◆ AIM
Type out the complete listing below word for word, without its pictures.

◆ EXERCISE MATERIAL
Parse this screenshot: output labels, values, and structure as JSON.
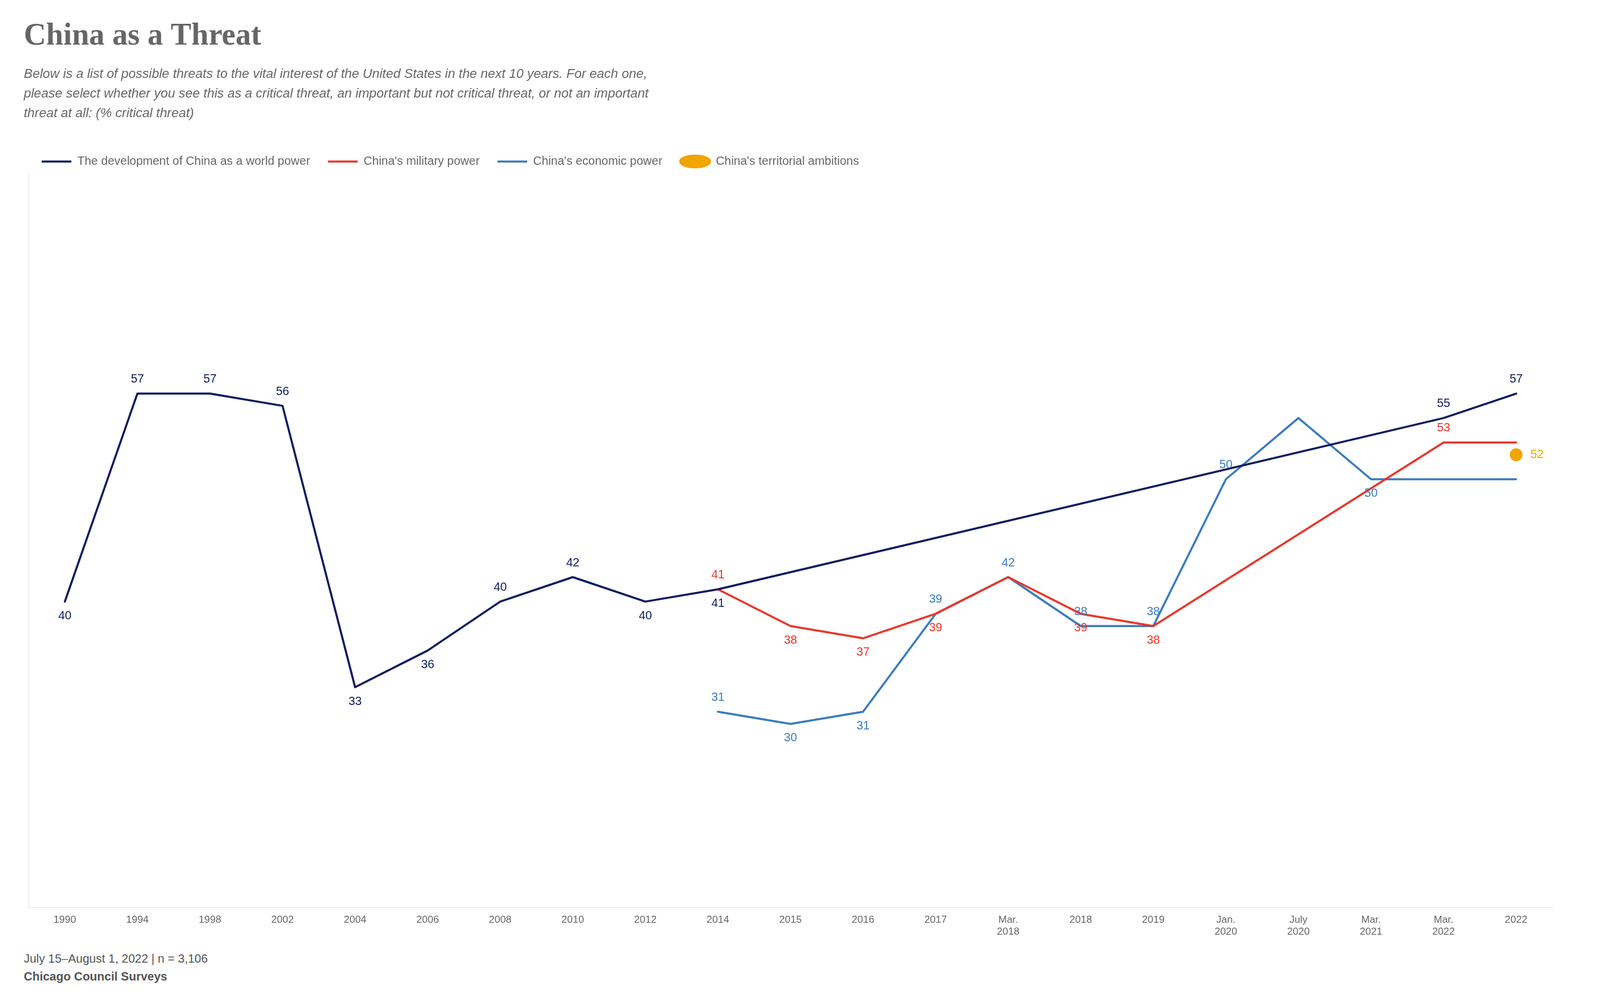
{
  "chart_data": {
    "type": "line",
    "title": "China as a Threat",
    "subtitle": "Below is a list of possible threats to the vital interest of the United States in the next 10 years. For each one,\nplease select whether you see this as a critical threat, an important but not critical threat, or not an important\nthreat at all: (% critical threat)",
    "footer": [
      "July 15–August 1, 2022 | n = 3,106",
      "Chicago Council Surveys"
    ],
    "categories": [
      "1990",
      "1994",
      "1998",
      "2002",
      "2004",
      "2006",
      "2008",
      "2010",
      "2012",
      "2014",
      "2015",
      "2016",
      "2017",
      "Mar.\n2018",
      "2018",
      "2019",
      "Jan.\n2020",
      "July\n2020",
      "Mar.\n2021",
      "Mar.\n2022",
      "2022"
    ],
    "series": [
      {
        "name": "The development of China as a world power",
        "color": "#0d1b5e",
        "values": [
          40,
          57,
          57,
          56,
          33,
          36,
          40,
          42,
          40,
          41,
          null,
          null,
          null,
          null,
          null,
          null,
          null,
          null,
          null,
          55,
          57
        ],
        "value_labels": [
          "40",
          "57",
          "57",
          "56",
          "33",
          "36",
          "40",
          "42",
          "40",
          "41",
          null,
          null,
          null,
          null,
          null,
          null,
          null,
          null,
          null,
          "55",
          "57"
        ]
      },
      {
        "name": "China's military power",
        "color": "#e8372a",
        "values": [
          null,
          null,
          null,
          null,
          null,
          null,
          null,
          null,
          null,
          41,
          38,
          37,
          39,
          42,
          39,
          38,
          null,
          null,
          null,
          53,
          53
        ],
        "value_labels": [
          null,
          null,
          null,
          null,
          null,
          null,
          null,
          null,
          null,
          "41",
          "38",
          "37",
          "39",
          null,
          "39",
          "38",
          null,
          null,
          null,
          "53",
          null
        ]
      },
      {
        "name": "China's economic power",
        "color": "#3b7bbf",
        "values": [
          null,
          null,
          null,
          null,
          null,
          null,
          null,
          null,
          null,
          31,
          30,
          31,
          39,
          42,
          38,
          38,
          50,
          55,
          50,
          50,
          50
        ],
        "value_labels": [
          null,
          null,
          null,
          null,
          null,
          null,
          null,
          null,
          null,
          "31",
          "30",
          "31",
          "39",
          "42",
          "38",
          "38",
          "50",
          null,
          "50",
          null,
          null
        ]
      },
      {
        "name": "China's territorial ambitions",
        "color": "#f0a500",
        "marker": "circle",
        "values": [
          null,
          null,
          null,
          null,
          null,
          null,
          null,
          null,
          null,
          null,
          null,
          null,
          null,
          null,
          null,
          null,
          null,
          null,
          null,
          null,
          52
        ],
        "value_labels": [
          null,
          null,
          null,
          null,
          null,
          null,
          null,
          null,
          null,
          null,
          null,
          null,
          null,
          null,
          null,
          null,
          null,
          null,
          null,
          null,
          "52"
        ]
      }
    ],
    "ylim": [
      15,
      75
    ],
    "tick_labels": "x",
    "grid": false,
    "legend": "top",
    "data_labels": true
  }
}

◆ PROBLEM SOLUTION
Parse this screenshot: output labels, values, and structure as JSON.
{
  "chart_data": {
    "type": "line",
    "title": "China as a Threat",
    "subtitle": "Below is a list of possible threats to the vital interest of the United States in the next 10 years. For each one,\nplease select whether you see this as a critical threat, an important but not critical threat, or not an important\nthreat at all: (% critical threat)",
    "footer": [
      "July 15–August 1, 2022 | n = 3,106",
      "Chicago Council Surveys"
    ],
    "categories": [
      "1990",
      "1994",
      "1998",
      "2002",
      "2004",
      "2006",
      "2008",
      "2010",
      "2012",
      "2014",
      "2015",
      "2016",
      "2017",
      "Mar.\n2018",
      "2018",
      "2019",
      "Jan.\n2020",
      "July\n2020",
      "Mar.\n2021",
      "Mar.\n2022",
      "2022"
    ],
    "series": [
      {
        "name": "The development of China as a world power",
        "color": "#0d1b5e",
        "values": [
          40,
          57,
          57,
          56,
          33,
          36,
          40,
          42,
          40,
          41,
          null,
          null,
          null,
          null,
          null,
          null,
          null,
          null,
          null,
          55,
          57
        ],
        "value_labels": [
          "40",
          "57",
          "57",
          "56",
          "33",
          "36",
          "40",
          "42",
          "40",
          "41",
          null,
          null,
          null,
          null,
          null,
          null,
          null,
          null,
          null,
          "55",
          "57"
        ]
      },
      {
        "name": "China's military power",
        "color": "#e8372a",
        "values": [
          null,
          null,
          null,
          null,
          null,
          null,
          null,
          null,
          null,
          41,
          38,
          37,
          39,
          42,
          39,
          38,
          null,
          null,
          null,
          53,
          53
        ],
        "value_labels": [
          null,
          null,
          null,
          null,
          null,
          null,
          null,
          null,
          null,
          "41",
          "38",
          "37",
          "39",
          null,
          "39",
          "38",
          null,
          null,
          null,
          "53",
          null
        ]
      },
      {
        "name": "China's economic power",
        "color": "#3b7bbf",
        "values": [
          null,
          null,
          null,
          null,
          null,
          null,
          null,
          null,
          null,
          31,
          30,
          31,
          39,
          42,
          38,
          38,
          50,
          55,
          50,
          50,
          50
        ],
        "value_labels": [
          null,
          null,
          null,
          null,
          null,
          null,
          null,
          null,
          null,
          "31",
          "30",
          "31",
          "39",
          "42",
          "38",
          "38",
          "50",
          null,
          "50",
          null,
          null
        ]
      },
      {
        "name": "China's territorial ambitions",
        "color": "#f0a500",
        "marker": "circle",
        "values": [
          null,
          null,
          null,
          null,
          null,
          null,
          null,
          null,
          null,
          null,
          null,
          null,
          null,
          null,
          null,
          null,
          null,
          null,
          null,
          null,
          52
        ],
        "value_labels": [
          null,
          null,
          null,
          null,
          null,
          null,
          null,
          null,
          null,
          null,
          null,
          null,
          null,
          null,
          null,
          null,
          null,
          null,
          null,
          null,
          "52"
        ]
      }
    ],
    "ylim": [
      15,
      75
    ],
    "tick_labels": "x",
    "grid": false,
    "legend": "top",
    "data_labels": true
  }
}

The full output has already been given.